**Task description**
Exactly as given, repeat all of the entries.

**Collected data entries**
◆ ◆ ◆ ◆

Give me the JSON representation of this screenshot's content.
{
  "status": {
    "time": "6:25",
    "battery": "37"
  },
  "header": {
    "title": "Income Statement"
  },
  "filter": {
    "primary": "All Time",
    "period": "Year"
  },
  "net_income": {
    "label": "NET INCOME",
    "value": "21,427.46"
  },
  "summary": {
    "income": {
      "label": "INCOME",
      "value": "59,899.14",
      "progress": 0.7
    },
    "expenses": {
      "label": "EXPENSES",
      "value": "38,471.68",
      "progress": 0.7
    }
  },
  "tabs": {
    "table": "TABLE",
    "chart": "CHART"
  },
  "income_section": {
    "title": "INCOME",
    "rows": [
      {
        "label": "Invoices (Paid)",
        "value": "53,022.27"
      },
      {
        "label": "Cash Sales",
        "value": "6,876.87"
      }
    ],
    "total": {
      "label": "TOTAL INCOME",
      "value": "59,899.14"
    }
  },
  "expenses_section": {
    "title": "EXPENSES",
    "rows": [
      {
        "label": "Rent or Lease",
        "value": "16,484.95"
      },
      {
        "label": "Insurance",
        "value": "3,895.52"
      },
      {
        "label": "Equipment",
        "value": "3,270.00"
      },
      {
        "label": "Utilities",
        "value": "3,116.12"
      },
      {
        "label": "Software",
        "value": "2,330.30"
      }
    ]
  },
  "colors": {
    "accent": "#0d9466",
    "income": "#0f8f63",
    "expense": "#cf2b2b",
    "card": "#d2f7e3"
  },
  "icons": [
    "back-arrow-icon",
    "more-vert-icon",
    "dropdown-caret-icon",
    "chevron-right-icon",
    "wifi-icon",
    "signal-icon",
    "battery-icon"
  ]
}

◆ ◆ ◆ ◆

**Solution for this task**
Give me the JSON representation of this screenshot's content.
{
  "status": {
    "time": "6:25",
    "battery": "37"
  },
  "header": {
    "title": "Income Statement"
  },
  "filter": {
    "primary": "All Time",
    "period": "Year"
  },
  "net_income": {
    "label": "NET INCOME",
    "value": "21,427.46"
  },
  "summary": {
    "income": {
      "label": "INCOME",
      "value": "59,899.14",
      "progress": 0.7
    },
    "expenses": {
      "label": "EXPENSES",
      "value": "38,471.68",
      "progress": 0.7
    }
  },
  "tabs": {
    "table": "TABLE",
    "chart": "CHART"
  },
  "income_section": {
    "title": "INCOME",
    "rows": [
      {
        "label": "Invoices (Paid)",
        "value": "53,022.27"
      },
      {
        "label": "Cash Sales",
        "value": "6,876.87"
      }
    ],
    "total": {
      "label": "TOTAL INCOME",
      "value": "59,899.14"
    }
  },
  "expenses_section": {
    "title": "EXPENSES",
    "rows": [
      {
        "label": "Rent or Lease",
        "value": "16,484.95"
      },
      {
        "label": "Insurance",
        "value": "3,895.52"
      },
      {
        "label": "Equipment",
        "value": "3,270.00"
      },
      {
        "label": "Utilities",
        "value": "3,116.12"
      },
      {
        "label": "Software",
        "value": "2,330.30"
      }
    ]
  },
  "colors": {
    "accent": "#0d9466",
    "income": "#0f8f63",
    "expense": "#cf2b2b",
    "card": "#d2f7e3"
  },
  "icons": [
    "back-arrow-icon",
    "more-vert-icon",
    "dropdown-caret-icon",
    "chevron-right-icon",
    "wifi-icon",
    "signal-icon",
    "battery-icon"
  ]
}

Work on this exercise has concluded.